• What to produce:
Pick out every line below that contains the string "container" and copy each of those lines. Case counts.

• Stored data:
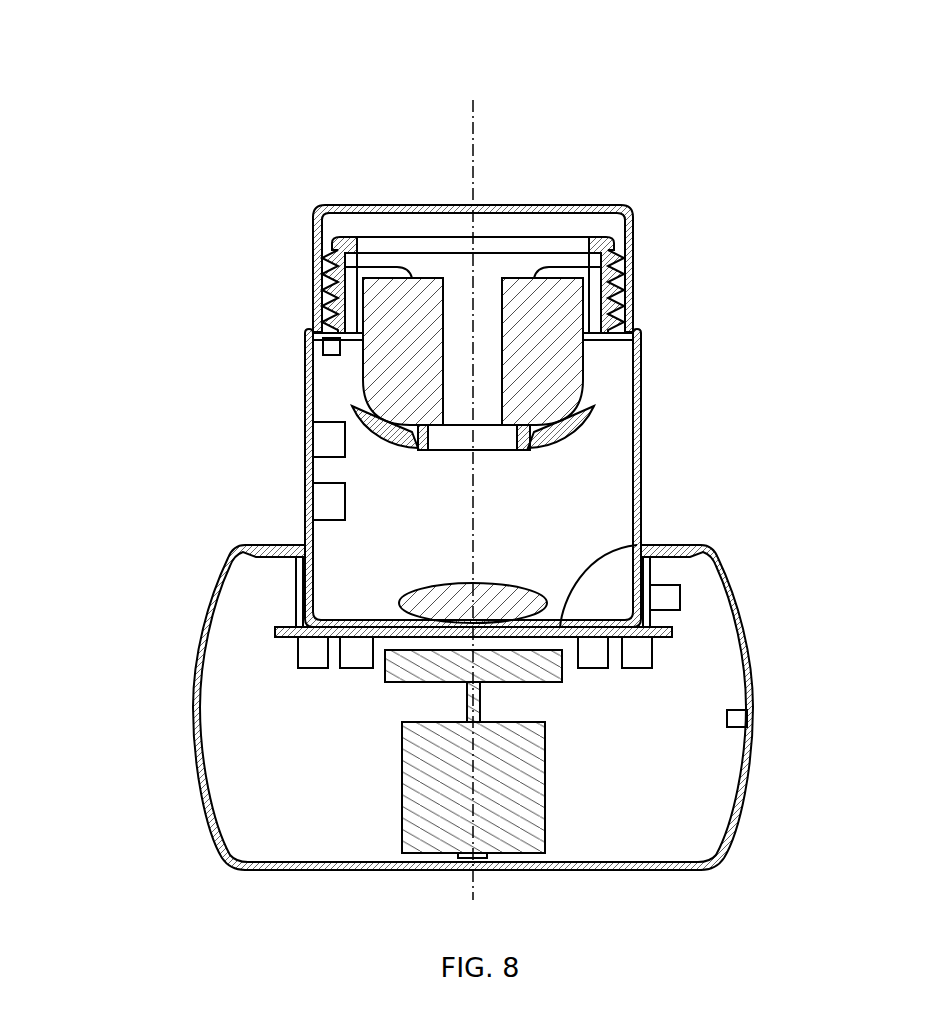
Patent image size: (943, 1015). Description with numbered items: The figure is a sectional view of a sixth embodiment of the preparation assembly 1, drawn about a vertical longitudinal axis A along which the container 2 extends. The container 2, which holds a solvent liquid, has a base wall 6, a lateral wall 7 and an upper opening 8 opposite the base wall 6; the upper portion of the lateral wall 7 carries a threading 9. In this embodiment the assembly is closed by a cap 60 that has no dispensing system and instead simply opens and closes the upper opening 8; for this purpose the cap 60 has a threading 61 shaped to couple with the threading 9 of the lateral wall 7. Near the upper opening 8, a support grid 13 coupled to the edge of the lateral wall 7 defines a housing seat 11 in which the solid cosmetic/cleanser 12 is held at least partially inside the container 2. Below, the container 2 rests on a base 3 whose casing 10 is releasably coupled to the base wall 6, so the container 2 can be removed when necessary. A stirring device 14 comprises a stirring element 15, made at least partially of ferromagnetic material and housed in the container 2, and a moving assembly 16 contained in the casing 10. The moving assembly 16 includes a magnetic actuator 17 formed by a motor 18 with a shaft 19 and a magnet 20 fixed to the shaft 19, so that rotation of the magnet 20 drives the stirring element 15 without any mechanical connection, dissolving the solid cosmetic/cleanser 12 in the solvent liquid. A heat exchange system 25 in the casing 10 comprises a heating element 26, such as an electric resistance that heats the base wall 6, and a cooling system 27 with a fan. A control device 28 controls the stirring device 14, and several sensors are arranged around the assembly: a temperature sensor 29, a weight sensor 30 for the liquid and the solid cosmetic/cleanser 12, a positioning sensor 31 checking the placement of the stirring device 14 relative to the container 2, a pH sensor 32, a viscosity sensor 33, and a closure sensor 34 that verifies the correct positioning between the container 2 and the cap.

The preparation assembly 1 is at (180, 186).
The container 2 is at (272, 389).
The base 3 is at (435, 740).
The base wall 6 is at (635, 546).
The lateral wall 7 is at (312, 408).
The upper opening 8 is at (532, 234).
The threading 9 is at (318, 280).
The casing 10 is at (203, 813).
The housing seat 11 is at (546, 443).
The solid cosmetic/cleanser 12 is at (553, 370).
The support grid 13 is at (578, 416).
The stirring device 14 is at (360, 597).
The stirring element 15 is at (437, 600).
The moving assembly 16 is at (580, 815).
The magnetic actuator 17 is at (381, 806).
The motor 18 is at (505, 820).
The shaft 19 is at (467, 710).
The magnet 20 is at (410, 673).
The heat exchange system 25 is at (585, 716).
The heating element 26 is at (355, 664).
The cooling system 27 is at (593, 658).
The control device 28 is at (740, 722).
The temperature sensor 29 is at (315, 659).
The weight sensor 30 is at (638, 654).
The positioning sensor 31 is at (665, 597).
The pH sensor 32 is at (314, 497).
The viscosity sensor 33 is at (314, 440).
The closure sensor 34 is at (314, 346).
The cap 60 is at (381, 184).
The threading 61 is at (660, 250).
The longitudinal axis A is at (475, 148).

• Complete answer:
Patent image size: (943, 1015). Description with numbered items: The figure is a sectional view of a sixth embodiment of the preparation assembly 1, drawn about a vertical longitudinal axis A along which the container 2 extends. The container 2, which holds a solvent liquid, has a base wall 6, a lateral wall 7 and an upper opening 8 opposite the base wall 6; the upper portion of the lateral wall 7 carries a threading 9. In this embodiment the assembly is closed by a cap 60 that has no dispensing system and instead simply opens and closes the upper opening 8; for this purpose the cap 60 has a threading 61 shaped to couple with the threading 9 of the lateral wall 7. Near the upper opening 8, a support grid 13 coupled to the edge of the lateral wall 7 defines a housing seat 11 in which the solid cosmetic/cleanser 12 is held at least partially inside the container 2. Below, the container 2 rests on a base 3 whose casing 10 is releasably coupled to the base wall 6, so the container 2 can be removed when necessary. A stirring device 14 comprises a stirring element 15, made at least partially of ferromagnetic material and housed in the container 2, and a moving assembly 16 contained in the casing 10. The moving assembly 16 includes a magnetic actuator 17 formed by a motor 18 with a shaft 19 and a magnet 20 fixed to the shaft 19, so that rotation of the magnet 20 drives the stirring element 15 without any mechanical connection, dissolving the solid cosmetic/cleanser 12 in the solvent liquid. A heat exchange system 25 in the casing 10 comprises a heating element 26, such as an electric resistance that heats the base wall 6, and a cooling system 27 with a fan. A control device 28 controls the stirring device 14, and several sensors are arranged around the assembly: a temperature sensor 29, a weight sensor 30 for the liquid and the solid cosmetic/cleanser 12, a positioning sensor 31 checking the placement of the stirring device 14 relative to the container 2, a pH sensor 32, a viscosity sensor 33, and a closure sensor 34 that verifies the correct positioning between the container 2 and the cap.
The container 2 is at (272, 389).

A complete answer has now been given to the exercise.